##### LISTED ENTRIES #####

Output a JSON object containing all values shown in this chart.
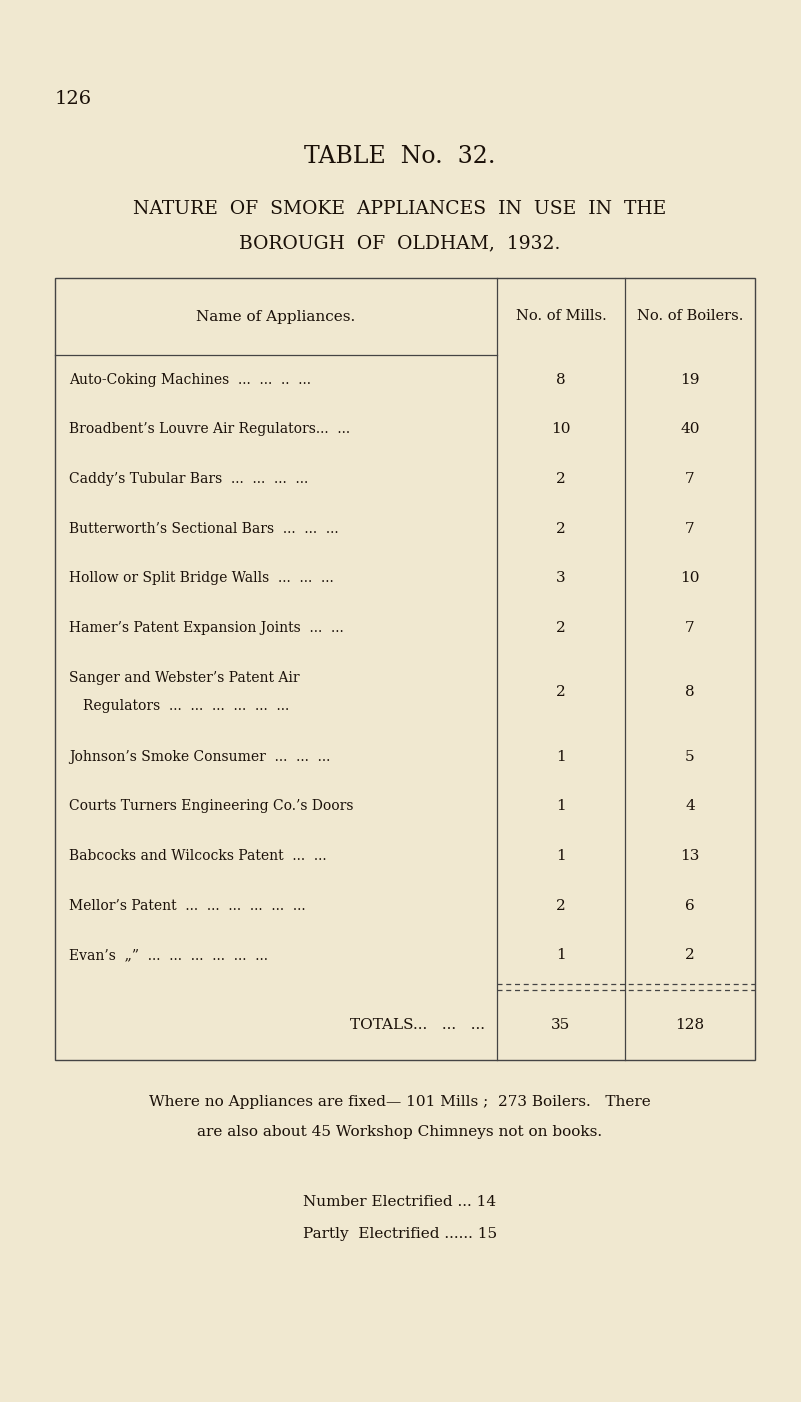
{
  "page_number": "126",
  "title_line1": "TABLE  No.  32.",
  "title_line2": "NATURE  OF  SMOKE  APPLIANCES  IN  USE  IN  THE",
  "title_line3": "BOROUGH  OF  OLDHAM,  1932.",
  "col_headers": [
    "Name of Appliances.",
    "No. of Mills.",
    "No. of Boilers."
  ],
  "rows": [
    [
      "Auto-Coking Machines  ...  ...  ..  ...",
      "8",
      "19"
    ],
    [
      "Broadbent’s Louvre Air Regulators...  ...",
      "10",
      "40"
    ],
    [
      "Caddy’s Tubular Bars  ...  ...  ...  ...",
      "2",
      "7"
    ],
    [
      "Butterworth’s Sectional Bars  ...  ...  ...",
      "2",
      "7"
    ],
    [
      "Hollow or Split Bridge Walls  ...  ...  ...",
      "3",
      "10"
    ],
    [
      "Hamer’s Patent Expansion Joints  ...  ...",
      "2",
      "7"
    ],
    [
      "Sanger and Webster’s Patent Air",
      "Regulators  ...  ...  ...  ...  ...  ...",
      "2",
      "8"
    ],
    [
      "Johnson’s Smoke Consumer  ...  ...  ...",
      "1",
      "5"
    ],
    [
      "Courts Turners Engineering Co.’s Doors",
      "1",
      "4"
    ],
    [
      "Babcocks and Wilcocks Patent  ...  ...",
      "1",
      "13"
    ],
    [
      "Mellor’s Patent  ...  ...  ...  ...  ...  ...",
      "2",
      "6"
    ],
    [
      "Evan’s  „”  ...  ...  ...  ...  ...  ...",
      "1",
      "2"
    ]
  ],
  "totals_label": "TOTALS...   ...   ...",
  "totals_mills": "35",
  "totals_boilers": "128",
  "footer_line1": "Where no Appliances are fixed— 101 Mills ;  273 Boilers.   There",
  "footer_line2": "are also about 45 Workshop Chimneys not on books.",
  "footer_line3": "Number Electrified ... 14",
  "footer_line4": "Partly  Electrified ...... 15",
  "bg_color": "#f0e8d0",
  "text_color": "#1a1008",
  "line_color": "#444444"
}
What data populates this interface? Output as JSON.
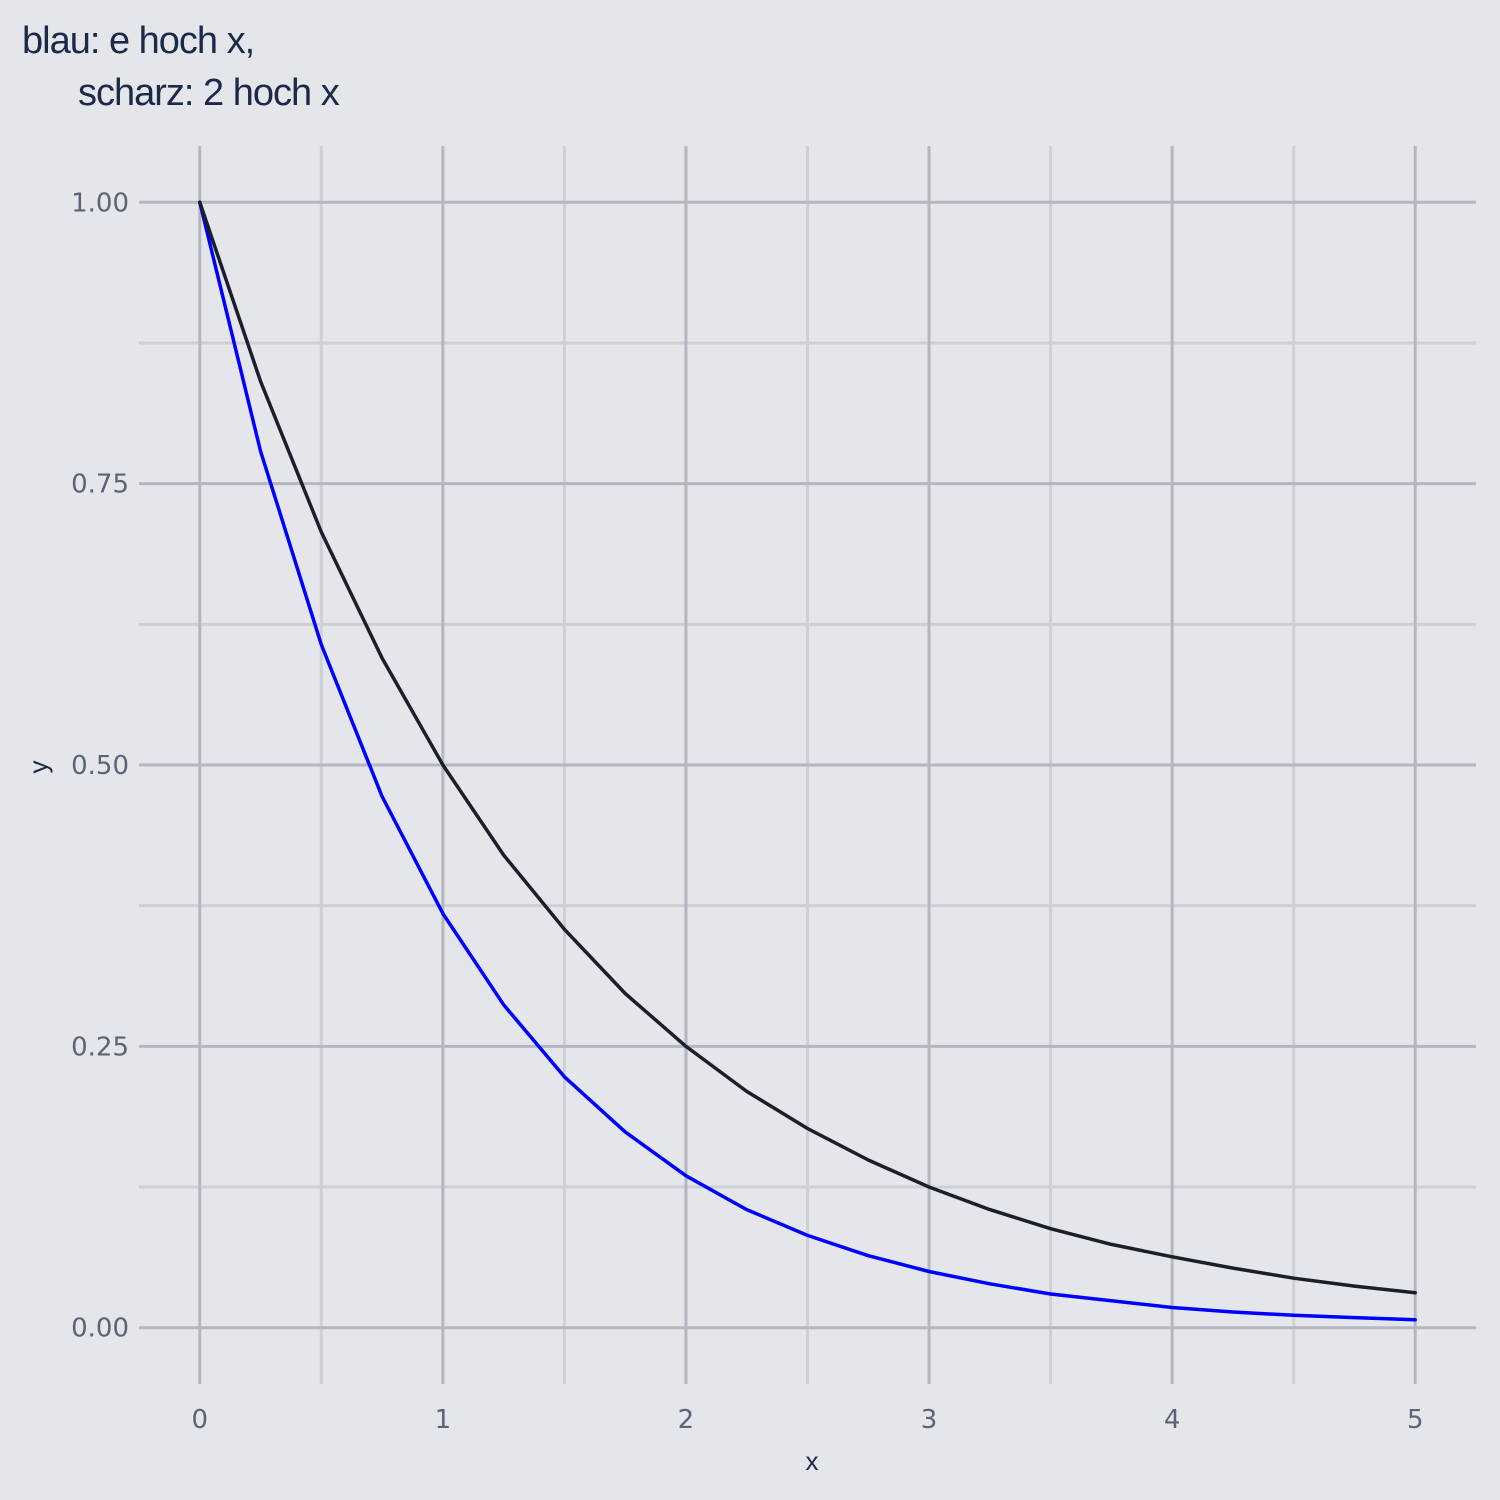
{
  "chart_data": {
    "type": "line",
    "title": "blau: e hoch x,\n      scharz: 2 hoch x",
    "title_lines": [
      "blau: e hoch x,",
      "scharz: 2 hoch x"
    ],
    "xlabel": "x",
    "ylabel": "y",
    "xlim": [
      -0.25,
      5.25
    ],
    "ylim": [
      -0.05,
      1.05
    ],
    "x_ticks": [
      0,
      1,
      2,
      3,
      4,
      5
    ],
    "x_tick_labels": [
      "0",
      "1",
      "2",
      "3",
      "4",
      "5"
    ],
    "y_ticks": [
      0,
      0.25,
      0.5,
      0.75,
      1
    ],
    "y_tick_labels": [
      "0.00",
      "0.25",
      "0.50",
      "0.75",
      "1.00"
    ],
    "grid": true,
    "legend": "none",
    "series": [
      {
        "color": "#0000FF",
        "x": [
          0,
          0.25,
          0.5,
          0.75,
          1,
          1.25,
          1.5,
          1.75,
          2,
          2.25,
          2.5,
          2.75,
          3,
          3.25,
          3.5,
          3.75,
          4,
          4.25,
          4.5,
          4.75,
          5
        ],
        "y": [
          1,
          0.779,
          0.607,
          0.472,
          0.368,
          0.287,
          0.223,
          0.174,
          0.135,
          0.105,
          0.082,
          0.064,
          0.05,
          0.039,
          0.03,
          0.024,
          0.018,
          0.014,
          0.011,
          0.009,
          0.007
        ]
      },
      {
        "color": "#1A1F2B",
        "x": [
          0,
          0.25,
          0.5,
          0.75,
          1,
          1.25,
          1.5,
          1.75,
          2,
          2.25,
          2.5,
          2.75,
          3,
          3.25,
          3.5,
          3.75,
          4,
          4.25,
          4.5,
          4.75,
          5
        ],
        "y": [
          1,
          0.841,
          0.707,
          0.595,
          0.5,
          0.42,
          0.354,
          0.297,
          0.25,
          0.21,
          0.177,
          0.149,
          0.125,
          0.105,
          0.088,
          0.074,
          0.063,
          0.053,
          0.044,
          0.037,
          0.031
        ]
      }
    ],
    "colors": {
      "background": "#E5E6EA",
      "grid_major": "#B4B7C0",
      "grid_minor": "#CDD0D6",
      "title": "#1B2A4A",
      "tick_text": "#5B6378"
    }
  }
}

#####

- _CHALLENGE_:
Each record above is to be restated exactly, with its pictures removed from the copy.

- _ANSWER TO THE TASK_:
Output a JSON object containing all values shown in this chart.
{
  "page_number": "126",
  "title_line1": "TABLE  No.  32.",
  "title_line2": "NATURE  OF  SMOKE  APPLIANCES  IN  USE  IN  THE",
  "title_line3": "BOROUGH  OF  OLDHAM,  1932.",
  "col_headers": [
    "Name of Appliances.",
    "No. of Mills.",
    "No. of Boilers."
  ],
  "rows": [
    [
      "Auto-Coking Machines  ...  ...  ..  ...",
      "8",
      "19"
    ],
    [
      "Broadbent’s Louvre Air Regulators...  ...",
      "10",
      "40"
    ],
    [
      "Caddy’s Tubular Bars  ...  ...  ...  ...",
      "2",
      "7"
    ],
    [
      "Butterworth’s Sectional Bars  ...  ...  ...",
      "2",
      "7"
    ],
    [
      "Hollow or Split Bridge Walls  ...  ...  ...",
      "3",
      "10"
    ],
    [
      "Hamer’s Patent Expansion Joints  ...  ...",
      "2",
      "7"
    ],
    [
      "Sanger and Webster’s Patent Air",
      "Regulators  ...  ...  ...  ...  ...  ...",
      "2",
      "8"
    ],
    [
      "Johnson’s Smoke Consumer  ...  ...  ...",
      "1",
      "5"
    ],
    [
      "Courts Turners Engineering Co.’s Doors",
      "1",
      "4"
    ],
    [
      "Babcocks and Wilcocks Patent  ...  ...",
      "1",
      "13"
    ],
    [
      "Mellor’s Patent  ...  ...  ...  ...  ...  ...",
      "2",
      "6"
    ],
    [
      "Evan’s  „”  ...  ...  ...  ...  ...  ...",
      "1",
      "2"
    ]
  ],
  "totals_label": "TOTALS...   ...   ...",
  "totals_mills": "35",
  "totals_boilers": "128",
  "footer_line1": "Where no Appliances are fixed— 101 Mills ;  273 Boilers.   There",
  "footer_line2": "are also about 45 Workshop Chimneys not on books.",
  "footer_line3": "Number Electrified ... 14",
  "footer_line4": "Partly  Electrified ...... 15",
  "bg_color": "#f0e8d0",
  "text_color": "#1a1008",
  "line_color": "#444444"
}
What data populates this interface? Output as JSON.
{
  "chart_data": {
    "type": "line",
    "title": "blau: e hoch x,\n      scharz: 2 hoch x",
    "title_lines": [
      "blau: e hoch x,",
      "scharz: 2 hoch x"
    ],
    "xlabel": "x",
    "ylabel": "y",
    "xlim": [
      -0.25,
      5.25
    ],
    "ylim": [
      -0.05,
      1.05
    ],
    "x_ticks": [
      0,
      1,
      2,
      3,
      4,
      5
    ],
    "x_tick_labels": [
      "0",
      "1",
      "2",
      "3",
      "4",
      "5"
    ],
    "y_ticks": [
      0,
      0.25,
      0.5,
      0.75,
      1
    ],
    "y_tick_labels": [
      "0.00",
      "0.25",
      "0.50",
      "0.75",
      "1.00"
    ],
    "grid": true,
    "legend": "none",
    "series": [
      {
        "color": "#0000FF",
        "x": [
          0,
          0.25,
          0.5,
          0.75,
          1,
          1.25,
          1.5,
          1.75,
          2,
          2.25,
          2.5,
          2.75,
          3,
          3.25,
          3.5,
          3.75,
          4,
          4.25,
          4.5,
          4.75,
          5
        ],
        "y": [
          1,
          0.779,
          0.607,
          0.472,
          0.368,
          0.287,
          0.223,
          0.174,
          0.135,
          0.105,
          0.082,
          0.064,
          0.05,
          0.039,
          0.03,
          0.024,
          0.018,
          0.014,
          0.011,
          0.009,
          0.007
        ]
      },
      {
        "color": "#1A1F2B",
        "x": [
          0,
          0.25,
          0.5,
          0.75,
          1,
          1.25,
          1.5,
          1.75,
          2,
          2.25,
          2.5,
          2.75,
          3,
          3.25,
          3.5,
          3.75,
          4,
          4.25,
          4.5,
          4.75,
          5
        ],
        "y": [
          1,
          0.841,
          0.707,
          0.595,
          0.5,
          0.42,
          0.354,
          0.297,
          0.25,
          0.21,
          0.177,
          0.149,
          0.125,
          0.105,
          0.088,
          0.074,
          0.063,
          0.053,
          0.044,
          0.037,
          0.031
        ]
      }
    ],
    "colors": {
      "background": "#E5E6EA",
      "grid_major": "#B4B7C0",
      "grid_minor": "#CDD0D6",
      "title": "#1B2A4A",
      "tick_text": "#5B6378"
    }
  }
}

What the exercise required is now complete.